* [EXERCICE A]
D'après le document sur les faiblesses du système bancaire américain, quelle proportion des banques de Californie affichait des pertes au 30 septembre 1992 ?

* [DOCUMENT]
******

1.2.2. L'érosion des ressources et la prise de risques excessifs
20Le cloisonnement des métiers et les restrictions apportées aux interventions des banques sont en partie à l'origine de l'érosion progressive des ressources bancaires et de prises de risques excessifs :
- du côté des ressources, les dépôts ont été affectés dans les années 1970/1980 par un important mouvement de désintermédiation qui s'est traduit par des transferts d'épargne vers des instruments non réglementés, à intérêt non plafonné, tels que les fonds mutuels. On estime ainsi que les actifs des fonds communs de placement sur le marché monétaire sont passés de moins de 100 milliards de USD en 1980 à près de 500 milliards de USD dix ans plus tard.
- du côté des emplois, l'activité traditionnelle de crédit bancaire a été de plus en plus concurrencée au cours de la décennie 1980 par le développement des émissions de papier de trésorerie permettant aux entreprises de se financer directement auprès des investisseurs. Selon certaines estimations, la modification de ces modalités d'emprunt aurait porté sur des volumes financiers de l'ordre de 200 Milliards de USD durant la décennie 1980.
21Afin de compenser cette perte d'activité, les banques américaines ont été amenées à s'engager très, et sans doute trop, activement dans des activités moins traditionnelles, mais qui se sont révélées très risquées, telles que les prêts aux pays en développement, ou le financement de l'immobilier commercial. En définitive, la concrétisation de ces risques quelques années plus tard s’est traduite par une dégradation de la compétitivité.
22Ainsi, à fin 1987, les six principales banques américaines affichaient un encours total de prêts aux pays en développement d'environ 55 milliards de USD mais elles avaient dû accumuler près de 20 milliards de USD de provisions pour faire face à la montée des risques de défaut de paiement ou de rééchelonnement sur ces concours. De même, aujourd'hui, l'activité de financement de l'immobilier commercial est à l'origine d'une bonne partie des problèmes rencontrés par les banques américaines et, à fin septembre 1992, on évaluait que 22 % des créances sur les promoteurs dans les grandes banques commerciales américaines étaient douteuses.
1.2.3. La concentration géographique des risques
23L'inconvénient précédent est d'autant plus accentué qu'il se double d'une forte concentration géographique, de sorte que les banques américaines sont, plus que d’autres, très sensibles à toute récession locale. Cet inconvénient est particulièrement notable actuellement dans certains États tels que ceux de New-York, de Washington D.C. ou de Californie : dans ce dernier État, du fait du recul des industries militaires et aérospatiales et de la crise de l'immobilier, les banques sont très fragilisées, 29 % d'entre elles y affichant des pertes au 30 septembre 1992, contre 6,5 % à l'échelle nationale.
1.2.4. Le blocage des évolutions de structures
24La réglementation bancaire américaine n'a guère favorisé les évolutions des structures bancaires dans la mesure où elle a rendu plus difficiles les opérations de regroupement et de fusions. De ce fait, en période de difficultés économiques, c'est la faillite, et non la reprise ou la fusion, qui a eu tendance à devenir le mode normal de régulation du système.
1.2.5. Les insuffisances de la tutelle
25Le cloisonnement du système de contrôle et de réglementation est source de duplications, voire de contradictions ; surtout, il retarde l'adoption des mesures correctives qui sont nécessaires en cas de crise.

******

* [EXERCICE B]
Recopiez à l'identique, dans les enregistrements, le passage qui va de la ligne contenant "- data-point: [313, 271, 320, 279]" jusqu'à la ligne contenant "- y-tick-label: 10.4: [68, 346, 104, 365]", ces deux lignes comprises.

******

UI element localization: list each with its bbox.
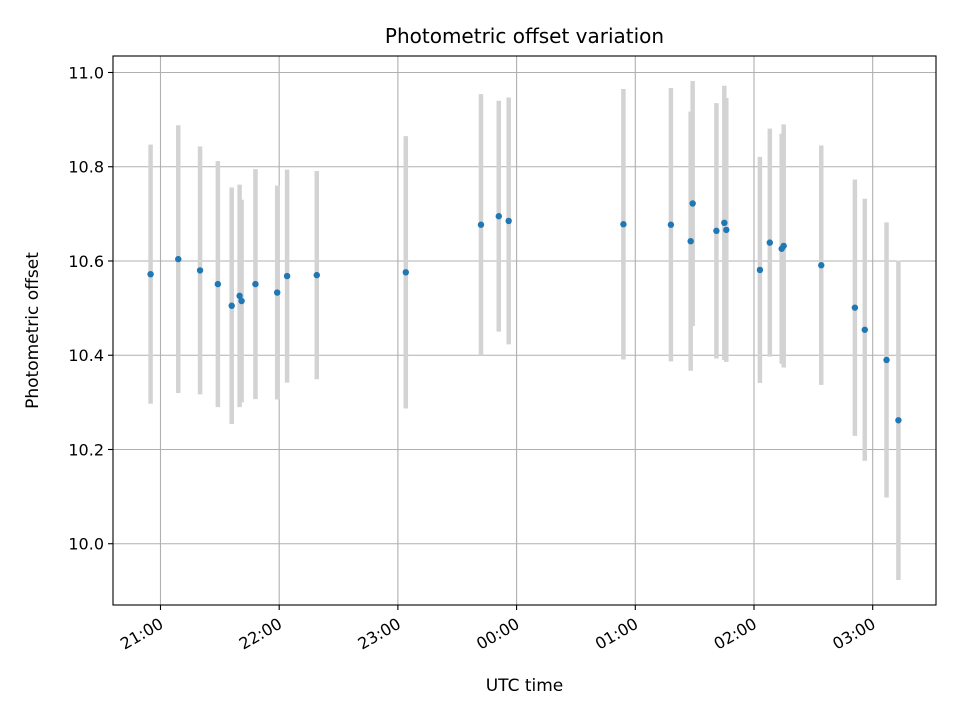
- data-point: [313, 271, 320, 279]
- data-point: [196, 267, 204, 274]
- data-point: [495, 213, 502, 220]
- plot-background: [113, 56, 936, 605]
- data-point: [228, 302, 235, 309]
- data-point: [756, 266, 764, 274]
- y-tick-label: 10.8: [68, 158, 104, 177]
- y-tick-label: 10.4: [68, 346, 104, 365]
- y-tick-label: 11.0: [68, 63, 104, 82]
- data-point: [895, 417, 902, 424]
- data-point: [667, 221, 675, 228]
- data-point: [620, 221, 627, 228]
- data-point: [883, 356, 890, 364]
- data-points: [147, 200, 902, 424]
- y-axis-ticks: 10.0 10.2 10.4 10.6 10.8 11.0: [68, 63, 113, 554]
- data-point: [818, 262, 825, 269]
- data-point: [766, 239, 774, 246]
- data-point: [687, 237, 694, 245]
- y-tick-label: 10.2: [68, 440, 104, 459]
- plot-frame: [112, 55, 937, 606]
- data-point: [780, 242, 787, 250]
- data-point: [721, 219, 728, 227]
- y-tick-label: 10.0: [68, 535, 104, 554]
- data-point: [723, 226, 730, 234]
- data-point: [477, 221, 485, 228]
- data-point: [236, 292, 243, 300]
- y-tick-label: 10.6: [68, 252, 104, 271]
- plot-area: [113, 56, 936, 605]
- data-point: [147, 270, 154, 278]
- x-axis-label: UTC time: [486, 676, 564, 696]
- data-point: [238, 297, 245, 305]
- data-point: [505, 217, 512, 225]
- data-point: [402, 269, 409, 276]
- data-point: [274, 289, 281, 296]
- chart-title: Photometric offset variation: [385, 24, 664, 48]
- data-point: [214, 280, 222, 288]
- data-point: [713, 227, 720, 235]
- data-point: [689, 200, 696, 207]
- data-point: [861, 326, 868, 333]
- data-point: [851, 304, 859, 311]
- data-point: [252, 280, 259, 288]
- data-point: [283, 272, 291, 280]
- data-point: [175, 255, 182, 263]
- y-axis-label: Photometric offset: [23, 252, 43, 409]
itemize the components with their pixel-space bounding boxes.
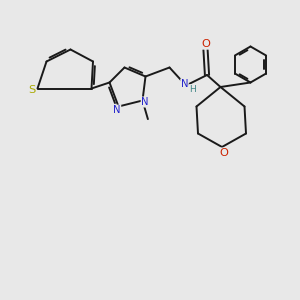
Text: N: N bbox=[113, 105, 121, 115]
Text: H: H bbox=[189, 85, 196, 94]
Text: S: S bbox=[28, 85, 35, 95]
Text: N: N bbox=[181, 79, 188, 89]
Text: O: O bbox=[219, 148, 228, 158]
Text: N: N bbox=[141, 97, 149, 107]
Text: O: O bbox=[202, 39, 211, 49]
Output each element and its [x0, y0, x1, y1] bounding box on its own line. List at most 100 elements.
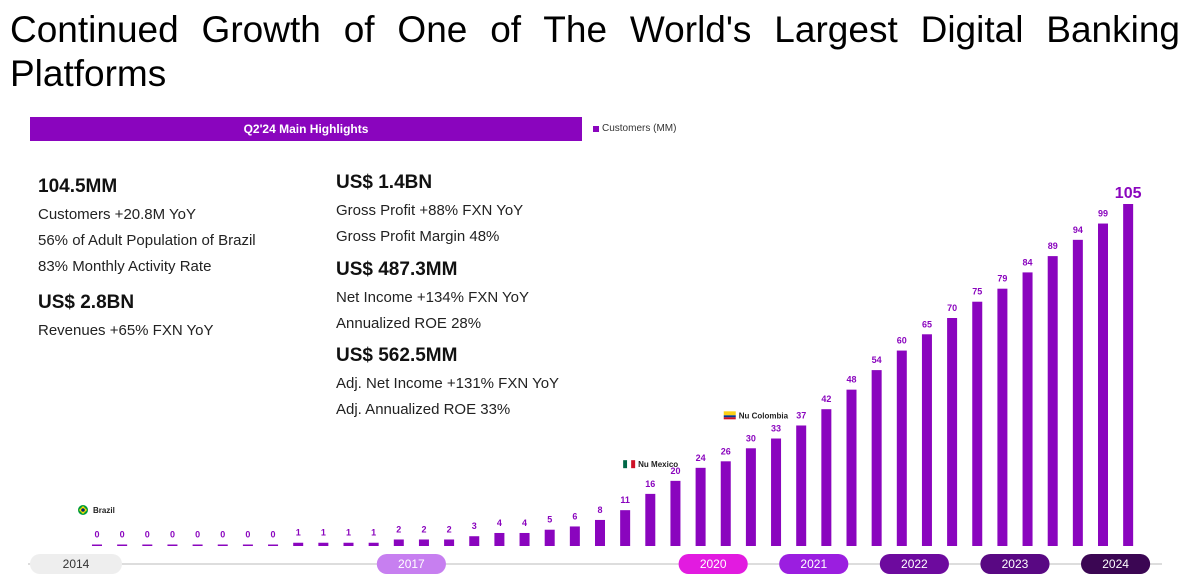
- metric-line: Revenues +65% FXN YoY: [38, 322, 214, 339]
- bar: [921, 334, 932, 546]
- bar-value-label: 0: [170, 530, 175, 540]
- bar-value-label: 1: [371, 528, 376, 538]
- metric-line: Adj. Annualized ROE 33%: [336, 401, 511, 418]
- bar: [444, 539, 455, 546]
- year-label: 2017: [398, 557, 425, 571]
- bar: [569, 526, 580, 546]
- bar: [217, 544, 228, 546]
- bar-value-label: 0: [271, 530, 276, 540]
- year-pill: [879, 554, 949, 574]
- bar: [972, 301, 983, 546]
- metric-line: Gross Profit Margin 48%: [336, 228, 500, 245]
- year-label: 2014: [63, 557, 90, 571]
- bar-value-label: 0: [245, 530, 250, 540]
- legend-swatch: [593, 125, 599, 132]
- bar-value-label: 89: [1048, 241, 1058, 251]
- bar: [268, 544, 279, 546]
- bar: [1047, 256, 1058, 546]
- bar-value-label: 60: [897, 336, 907, 346]
- bar: [242, 544, 253, 546]
- bar-value-label: 75: [972, 287, 982, 297]
- metric-revenues: US$ 2.8BN Revenues +65% FXN YoY: [38, 292, 214, 344]
- bar: [947, 318, 958, 546]
- bar-value-label: 3: [472, 521, 477, 531]
- metric-line: Net Income +134% FXN YoY: [336, 289, 530, 306]
- bar: [846, 389, 857, 546]
- bar: [695, 467, 706, 546]
- colombia-flag-icon: [723, 411, 736, 416]
- bar-value-label: 1: [346, 528, 351, 538]
- metric-line: 83% Monthly Activity Rate: [38, 258, 212, 275]
- bar-value-label: 30: [746, 433, 756, 443]
- year-pill: [678, 554, 748, 574]
- bar: [293, 542, 304, 546]
- year-pill: [980, 554, 1050, 574]
- bar-value-label: 11: [620, 495, 630, 505]
- bar: [192, 544, 203, 546]
- bar-value-label: 26: [721, 446, 731, 456]
- year-pill: [30, 554, 122, 574]
- bar-value-label: 99: [1098, 209, 1108, 219]
- bar-value-label: 0: [195, 530, 200, 540]
- bar-value-label: 33: [771, 424, 781, 434]
- bar-value-label: 4: [522, 518, 527, 528]
- bar: [92, 544, 102, 546]
- bar-value-label: 4: [497, 518, 502, 528]
- bar: [418, 539, 429, 546]
- metric-value: US$ 562.5MM: [336, 345, 458, 366]
- bar: [796, 425, 807, 546]
- market-label: Nu Mexico: [638, 460, 678, 469]
- year-label: 2021: [800, 557, 827, 571]
- metric-value: 104.5MM: [38, 176, 118, 197]
- bar-value-label: 105: [1115, 185, 1142, 202]
- bar: [117, 544, 128, 546]
- market-label: Brazil: [93, 506, 115, 515]
- bar: [368, 542, 379, 546]
- metric-value: US$ 1.4BN: [336, 172, 433, 193]
- year-label: 2020: [700, 557, 727, 571]
- bar-value-label: 5: [547, 515, 552, 525]
- bar: [469, 536, 480, 546]
- metric-customers: 104.5MM Customers +20.8M YoY 56% of Adul…: [38, 176, 256, 280]
- slide-title: Continued Growth of One of The World's L…: [10, 9, 1180, 94]
- bar: [343, 542, 354, 546]
- bar-value-label: 2: [421, 524, 426, 534]
- bar-value-label: 16: [645, 479, 655, 489]
- bar-value-label: 1: [296, 528, 301, 538]
- mexico-flag-icon: [627, 460, 632, 469]
- year-label: 2024: [1102, 557, 1129, 571]
- bar-value-label: 70: [947, 303, 957, 313]
- bar: [519, 532, 530, 546]
- bar-value-label: 94: [1073, 225, 1083, 235]
- highlights-panel: Q2'24 Main Highlights Customers (MM) 104…: [0, 112, 1200, 586]
- bar: [821, 409, 832, 546]
- bar: [142, 544, 153, 546]
- bar: [544, 529, 555, 546]
- brazil-flag-icon: [81, 508, 85, 512]
- bar-value-label: 2: [396, 524, 401, 534]
- metric-gross-profit: US$ 1.4BN Gross Profit +88% FXN YoY Gros…: [336, 172, 523, 250]
- year-pill: [1081, 554, 1151, 574]
- legend-label: Customers (MM): [602, 123, 677, 134]
- bar: [1072, 239, 1083, 546]
- bar-value-label: 24: [696, 453, 706, 463]
- bar-value-label: 6: [572, 511, 577, 521]
- bar: [771, 438, 782, 546]
- metric-value: US$ 487.3MM: [336, 259, 458, 280]
- colombia-flag-icon: [723, 417, 736, 420]
- metric-line: Adj. Net Income +131% FXN YoY: [336, 375, 560, 392]
- bar: [1123, 204, 1134, 546]
- colombia-flag-icon: [723, 415, 736, 418]
- bar-value-label: 0: [220, 530, 225, 540]
- market-annotation: Nu Colombia: [723, 411, 789, 420]
- customers-bar-chart: 0 0 0 0 0 0 0 0 1 1 1 1 2 2 2 3 4 4 5 681116202426303337424…: [28, 185, 1162, 574]
- year-pill: [779, 554, 849, 574]
- bar-value-label: 84: [1023, 257, 1033, 267]
- metric-line: 56% of Adult Population of Brazil: [38, 232, 256, 249]
- market-label: Nu Colombia: [739, 411, 789, 420]
- metric-adj-net-income: US$ 562.5MM Adj. Net Income +131% FXN Yo…: [336, 345, 559, 423]
- metric-line: Annualized ROE 28%: [336, 315, 482, 332]
- year-pill: [376, 554, 446, 574]
- bar-value-label: 1: [321, 528, 326, 538]
- highlights-header: Q2'24 Main Highlights: [30, 117, 582, 141]
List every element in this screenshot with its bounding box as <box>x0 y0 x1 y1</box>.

******

* [RÉPONSE A]
29 % des banques de Californie affichaient des pertes, contre 6,5 % à l'échelle nationale.

* [RÉPONSE B]
- data-point: [313, 271, 320, 279]
- data-point: [196, 267, 204, 274]
- data-point: [495, 213, 502, 220]
- plot-background: [113, 56, 936, 605]
- data-point: [228, 302, 235, 309]
- data-point: [756, 266, 764, 274]
- y-tick-label: 10.8: [68, 158, 104, 177]
- y-tick-label: 10.4: [68, 346, 104, 365]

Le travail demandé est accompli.